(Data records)
- - -

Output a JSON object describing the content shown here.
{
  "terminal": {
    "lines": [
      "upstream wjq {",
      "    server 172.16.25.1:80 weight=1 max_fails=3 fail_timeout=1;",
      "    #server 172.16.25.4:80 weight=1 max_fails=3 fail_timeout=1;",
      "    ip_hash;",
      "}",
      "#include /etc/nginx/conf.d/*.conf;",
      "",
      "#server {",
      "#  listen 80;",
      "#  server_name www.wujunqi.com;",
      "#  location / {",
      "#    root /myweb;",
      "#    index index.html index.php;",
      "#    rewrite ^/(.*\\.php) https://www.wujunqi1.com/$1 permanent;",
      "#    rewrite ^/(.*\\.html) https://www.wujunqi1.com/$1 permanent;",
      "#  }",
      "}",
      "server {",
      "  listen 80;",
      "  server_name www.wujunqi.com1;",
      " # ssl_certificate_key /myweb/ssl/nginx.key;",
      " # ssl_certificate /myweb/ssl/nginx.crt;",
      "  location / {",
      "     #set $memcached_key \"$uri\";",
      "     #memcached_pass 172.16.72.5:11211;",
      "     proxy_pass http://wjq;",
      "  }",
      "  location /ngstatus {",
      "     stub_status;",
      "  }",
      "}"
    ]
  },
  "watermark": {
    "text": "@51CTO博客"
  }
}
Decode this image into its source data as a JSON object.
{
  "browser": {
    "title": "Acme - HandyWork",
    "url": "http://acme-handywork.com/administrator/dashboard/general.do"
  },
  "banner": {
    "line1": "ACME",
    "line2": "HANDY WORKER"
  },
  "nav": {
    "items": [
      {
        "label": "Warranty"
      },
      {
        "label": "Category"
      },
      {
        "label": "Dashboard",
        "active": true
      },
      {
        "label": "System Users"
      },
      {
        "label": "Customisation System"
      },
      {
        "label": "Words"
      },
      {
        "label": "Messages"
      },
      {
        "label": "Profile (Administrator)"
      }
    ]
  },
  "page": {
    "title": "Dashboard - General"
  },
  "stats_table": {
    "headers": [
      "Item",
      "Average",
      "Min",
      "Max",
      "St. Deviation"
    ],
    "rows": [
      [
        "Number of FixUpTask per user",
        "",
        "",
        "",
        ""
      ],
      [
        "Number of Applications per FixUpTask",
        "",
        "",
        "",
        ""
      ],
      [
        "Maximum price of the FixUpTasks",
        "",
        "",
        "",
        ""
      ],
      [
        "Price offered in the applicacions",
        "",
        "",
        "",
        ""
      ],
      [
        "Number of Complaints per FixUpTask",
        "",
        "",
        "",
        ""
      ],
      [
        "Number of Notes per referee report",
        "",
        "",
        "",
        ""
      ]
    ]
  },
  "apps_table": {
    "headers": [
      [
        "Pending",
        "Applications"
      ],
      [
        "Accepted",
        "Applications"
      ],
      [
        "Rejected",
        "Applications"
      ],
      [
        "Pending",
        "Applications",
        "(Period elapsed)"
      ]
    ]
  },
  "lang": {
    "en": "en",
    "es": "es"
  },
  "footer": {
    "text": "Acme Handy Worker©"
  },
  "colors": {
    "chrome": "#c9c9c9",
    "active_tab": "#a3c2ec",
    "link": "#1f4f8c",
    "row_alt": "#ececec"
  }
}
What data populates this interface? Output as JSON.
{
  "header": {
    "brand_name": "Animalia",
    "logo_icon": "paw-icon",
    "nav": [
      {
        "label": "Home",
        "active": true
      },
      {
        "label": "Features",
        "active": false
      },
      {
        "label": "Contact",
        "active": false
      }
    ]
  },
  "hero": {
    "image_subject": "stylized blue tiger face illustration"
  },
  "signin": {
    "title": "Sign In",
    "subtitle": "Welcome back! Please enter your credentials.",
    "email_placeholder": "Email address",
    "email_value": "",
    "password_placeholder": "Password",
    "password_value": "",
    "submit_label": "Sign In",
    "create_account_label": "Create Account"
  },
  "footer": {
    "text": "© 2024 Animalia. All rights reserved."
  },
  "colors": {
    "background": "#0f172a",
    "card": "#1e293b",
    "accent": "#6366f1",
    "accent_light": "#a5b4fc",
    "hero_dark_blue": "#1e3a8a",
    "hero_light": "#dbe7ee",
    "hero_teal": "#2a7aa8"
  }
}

- - -

Task goal →
All of the lines above must be returned exactly.

Worked answer →
Output a JSON object describing the content shown here.
{
  "terminal": {
    "lines": [
      "upstream wjq {",
      "    server 172.16.25.1:80 weight=1 max_fails=3 fail_timeout=1;",
      "    #server 172.16.25.4:80 weight=1 max_fails=3 fail_timeout=1;",
      "    ip_hash;",
      "}",
      "#include /etc/nginx/conf.d/*.conf;",
      "",
      "#server {",
      "#  listen 80;",
      "#  server_name www.wujunqi.com;",
      "#  location / {",
      "#    root /myweb;",
      "#    index index.html index.php;",
      "#    rewrite ^/(.*\\.php) https://www.wujunqi1.com/$1 permanent;",
      "#    rewrite ^/(.*\\.html) https://www.wujunqi1.com/$1 permanent;",
      "#  }",
      "}",
      "server {",
      "  listen 80;",
      "  server_name www.wujunqi.com1;",
      " # ssl_certificate_key /myweb/ssl/nginx.key;",
      " # ssl_certificate /myweb/ssl/nginx.crt;",
      "  location / {",
      "     #set $memcached_key \"$uri\";",
      "     #memcached_pass 172.16.72.5:11211;",
      "     proxy_pass http://wjq;",
      "  }",
      "  location /ngstatus {",
      "     stub_status;",
      "  }",
      "}"
    ]
  },
  "watermark": {
    "text": "@51CTO博客"
  }
}
Decode this image into its source data as a JSON object.
{
  "browser": {
    "title": "Acme - HandyWork",
    "url": "http://acme-handywork.com/administrator/dashboard/general.do"
  },
  "banner": {
    "line1": "ACME",
    "line2": "HANDY WORKER"
  },
  "nav": {
    "items": [
      {
        "label": "Warranty"
      },
      {
        "label": "Category"
      },
      {
        "label": "Dashboard",
        "active": true
      },
      {
        "label": "System Users"
      },
      {
        "label": "Customisation System"
      },
      {
        "label": "Words"
      },
      {
        "label": "Messages"
      },
      {
        "label": "Profile (Administrator)"
      }
    ]
  },
  "page": {
    "title": "Dashboard - General"
  },
  "stats_table": {
    "headers": [
      "Item",
      "Average",
      "Min",
      "Max",
      "St. Deviation"
    ],
    "rows": [
      [
        "Number of FixUpTask per user",
        "",
        "",
        "",
        ""
      ],
      [
        "Number of Applications per FixUpTask",
        "",
        "",
        "",
        ""
      ],
      [
        "Maximum price of the FixUpTasks",
        "",
        "",
        "",
        ""
      ],
      [
        "Price offered in the applicacions",
        "",
        "",
        "",
        ""
      ],
      [
        "Number of Complaints per FixUpTask",
        "",
        "",
        "",
        ""
      ],
      [
        "Number of Notes per referee report",
        "",
        "",
        "",
        ""
      ]
    ]
  },
  "apps_table": {
    "headers": [
      [
        "Pending",
        "Applications"
      ],
      [
        "Accepted",
        "Applications"
      ],
      [
        "Rejected",
        "Applications"
      ],
      [
        "Pending",
        "Applications",
        "(Period elapsed)"
      ]
    ]
  },
  "lang": {
    "en": "en",
    "es": "es"
  },
  "footer": {
    "text": "Acme Handy Worker©"
  },
  "colors": {
    "chrome": "#c9c9c9",
    "active_tab": "#a3c2ec",
    "link": "#1f4f8c",
    "row_alt": "#ececec"
  }
}
What data populates this interface? Output as JSON.
{
  "header": {
    "brand_name": "Animalia",
    "logo_icon": "paw-icon",
    "nav": [
      {
        "label": "Home",
        "active": true
      },
      {
        "label": "Features",
        "active": false
      },
      {
        "label": "Contact",
        "active": false
      }
    ]
  },
  "hero": {
    "image_subject": "stylized blue tiger face illustration"
  },
  "signin": {
    "title": "Sign In",
    "subtitle": "Welcome back! Please enter your credentials.",
    "email_placeholder": "Email address",
    "email_value": "",
    "password_placeholder": "Password",
    "password_value": "",
    "submit_label": "Sign In",
    "create_account_label": "Create Account"
  },
  "footer": {
    "text": "© 2024 Animalia. All rights reserved."
  },
  "colors": {
    "background": "#0f172a",
    "card": "#1e293b",
    "accent": "#6366f1",
    "accent_light": "#a5b4fc",
    "hero_dark_blue": "#1e3a8a",
    "hero_light": "#dbe7ee",
    "hero_teal": "#2a7aa8"
  }
}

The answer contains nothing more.